# WHAT IS NEEDED
Will you write out the data exactly, excluding every picture?

[Dataset items]
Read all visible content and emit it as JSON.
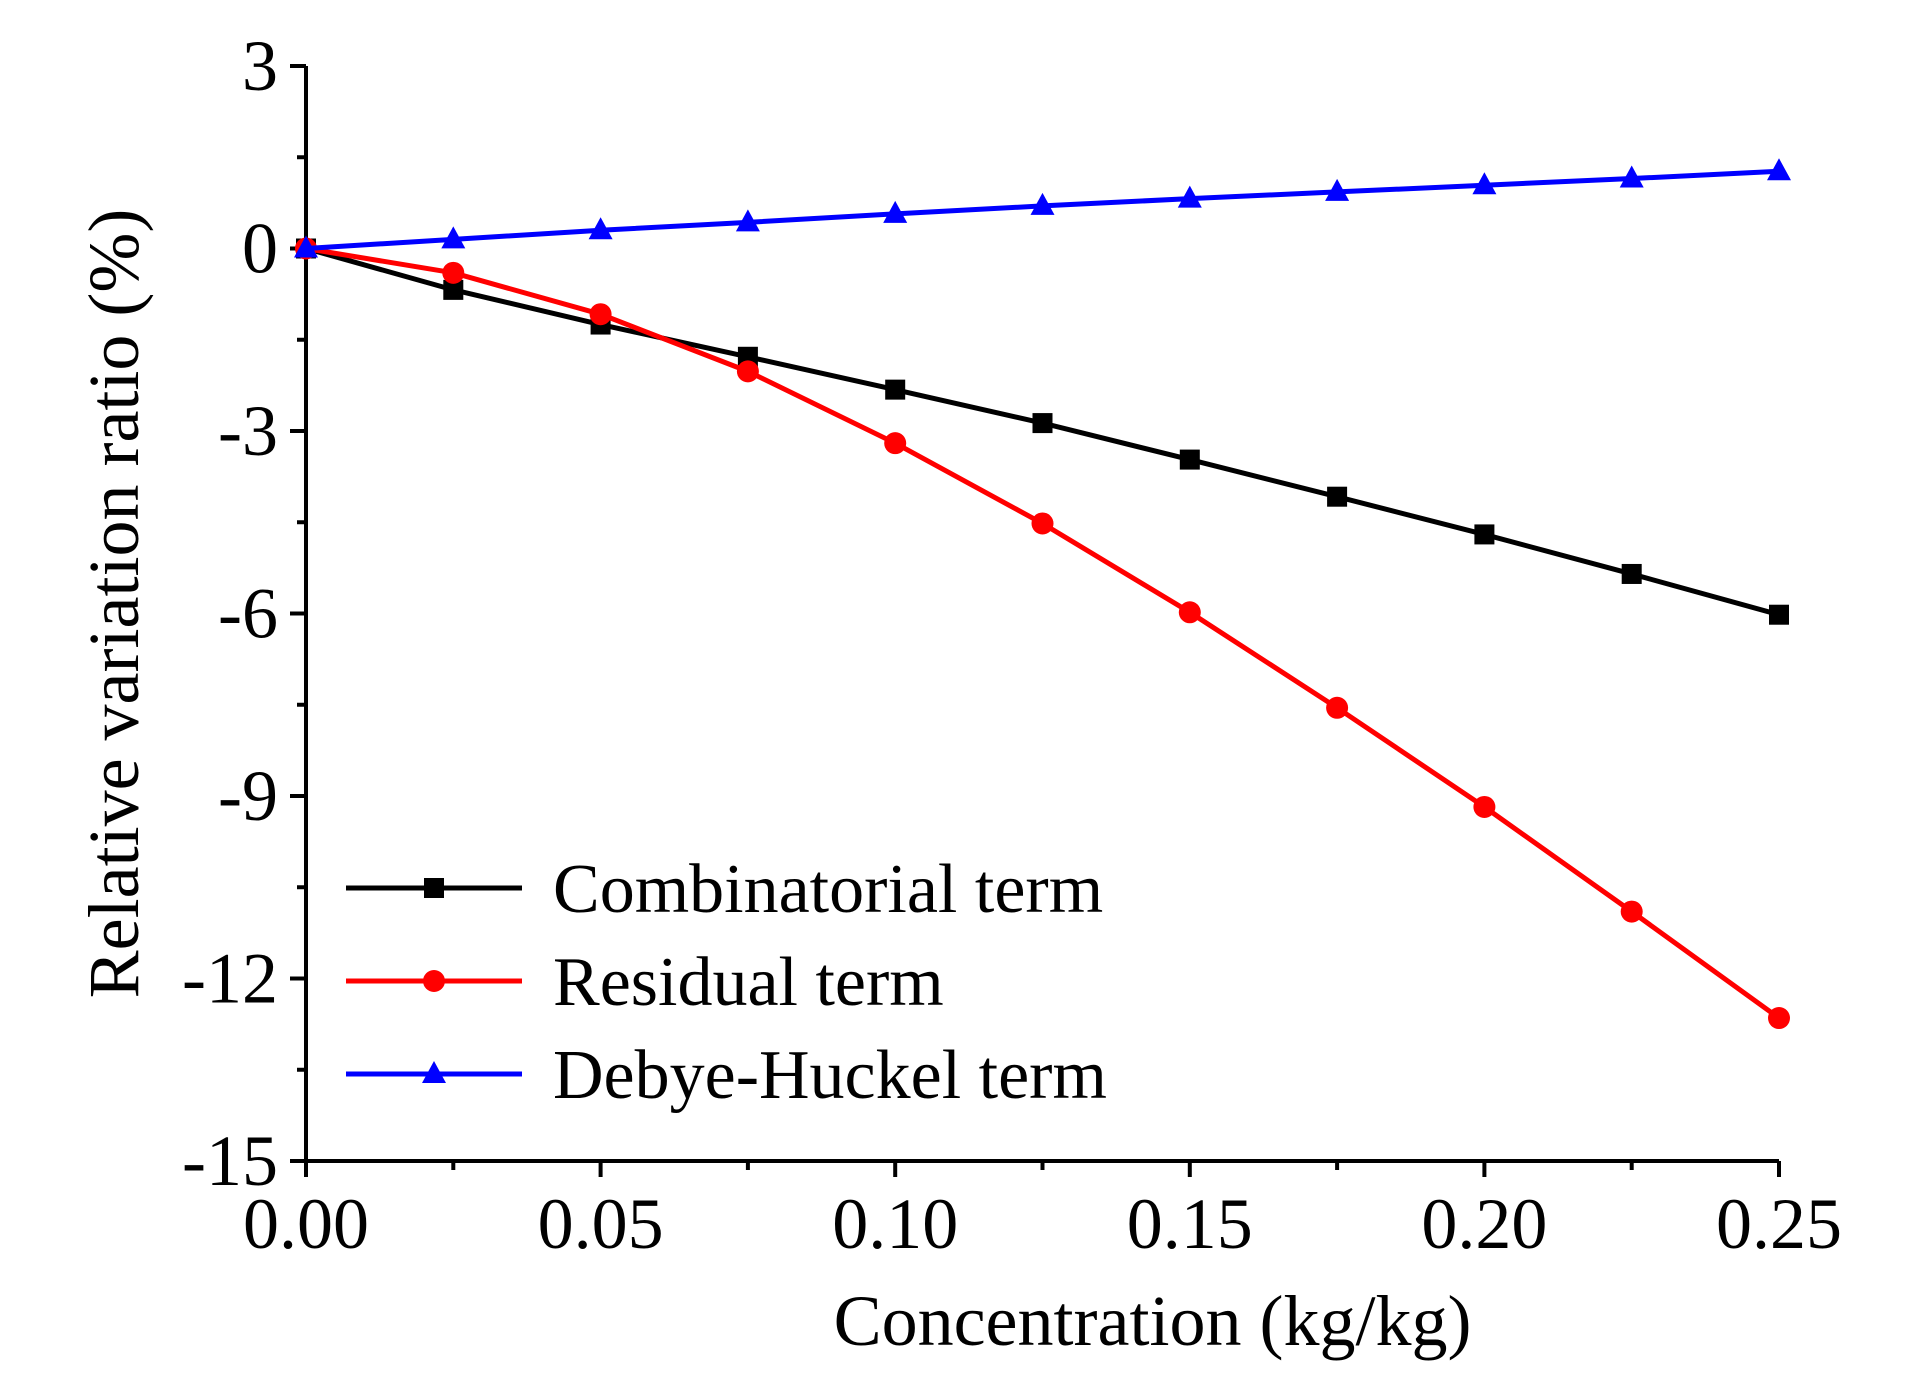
{
  "chart_data": {
    "type": "line",
    "title": "",
    "xlabel": "Concentration (kg/kg)",
    "ylabel": "Relative variation ratio (%)",
    "xlim": [
      0,
      0.25
    ],
    "ylim": [
      -15,
      3
    ],
    "x_ticks": [
      0,
      0.05,
      0.1,
      0.15,
      0.2,
      0.25
    ],
    "x_tick_labels": [
      "0.00",
      "0.05",
      "0.10",
      "0.15",
      "0.20",
      "0.25"
    ],
    "x_minor_step": 0.025,
    "y_ticks": [
      3,
      0,
      -3,
      -6,
      -9,
      -12,
      -15
    ],
    "y_tick_labels": [
      "3",
      "0",
      "-3",
      "-6",
      "-9",
      "-12",
      "-15"
    ],
    "y_minor_step": 1.5,
    "grid": false,
    "legend_position": "bottom-left",
    "x": [
      0,
      0.025,
      0.05,
      0.075,
      0.1,
      0.125,
      0.15,
      0.175,
      0.2,
      0.225,
      0.25
    ],
    "series": [
      {
        "name": "Combinatorial term",
        "color": "#000000",
        "marker": "square",
        "values": [
          0,
          -0.68,
          -1.25,
          -1.78,
          -2.32,
          -2.87,
          -3.47,
          -4.08,
          -4.7,
          -5.35,
          -6.02
        ]
      },
      {
        "name": "Residual term",
        "color": "#ff0000",
        "marker": "circle",
        "values": [
          0,
          -0.4,
          -1.08,
          -2.02,
          -3.2,
          -4.52,
          -5.98,
          -7.55,
          -9.18,
          -10.9,
          -12.65
        ]
      },
      {
        "name": "Debye-Huckel term",
        "color": "#0000ff",
        "marker": "triangle",
        "values": [
          0,
          0.15,
          0.3,
          0.43,
          0.57,
          0.7,
          0.82,
          0.93,
          1.04,
          1.15,
          1.27
        ]
      }
    ]
  }
}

# SOLUTION FOR THIS EXERCISE
Read all visible content and emit it as JSON.
{
  "chart_data": {
    "type": "line",
    "title": "",
    "xlabel": "Concentration (kg/kg)",
    "ylabel": "Relative variation ratio (%)",
    "xlim": [
      0,
      0.25
    ],
    "ylim": [
      -15,
      3
    ],
    "x_ticks": [
      0,
      0.05,
      0.1,
      0.15,
      0.2,
      0.25
    ],
    "x_tick_labels": [
      "0.00",
      "0.05",
      "0.10",
      "0.15",
      "0.20",
      "0.25"
    ],
    "x_minor_step": 0.025,
    "y_ticks": [
      3,
      0,
      -3,
      -6,
      -9,
      -12,
      -15
    ],
    "y_tick_labels": [
      "3",
      "0",
      "-3",
      "-6",
      "-9",
      "-12",
      "-15"
    ],
    "y_minor_step": 1.5,
    "grid": false,
    "legend_position": "bottom-left",
    "x": [
      0,
      0.025,
      0.05,
      0.075,
      0.1,
      0.125,
      0.15,
      0.175,
      0.2,
      0.225,
      0.25
    ],
    "series": [
      {
        "name": "Combinatorial term",
        "color": "#000000",
        "marker": "square",
        "values": [
          0,
          -0.68,
          -1.25,
          -1.78,
          -2.32,
          -2.87,
          -3.47,
          -4.08,
          -4.7,
          -5.35,
          -6.02
        ]
      },
      {
        "name": "Residual term",
        "color": "#ff0000",
        "marker": "circle",
        "values": [
          0,
          -0.4,
          -1.08,
          -2.02,
          -3.2,
          -4.52,
          -5.98,
          -7.55,
          -9.18,
          -10.9,
          -12.65
        ]
      },
      {
        "name": "Debye-Huckel term",
        "color": "#0000ff",
        "marker": "triangle",
        "values": [
          0,
          0.15,
          0.3,
          0.43,
          0.57,
          0.7,
          0.82,
          0.93,
          1.04,
          1.15,
          1.27
        ]
      }
    ]
  }
}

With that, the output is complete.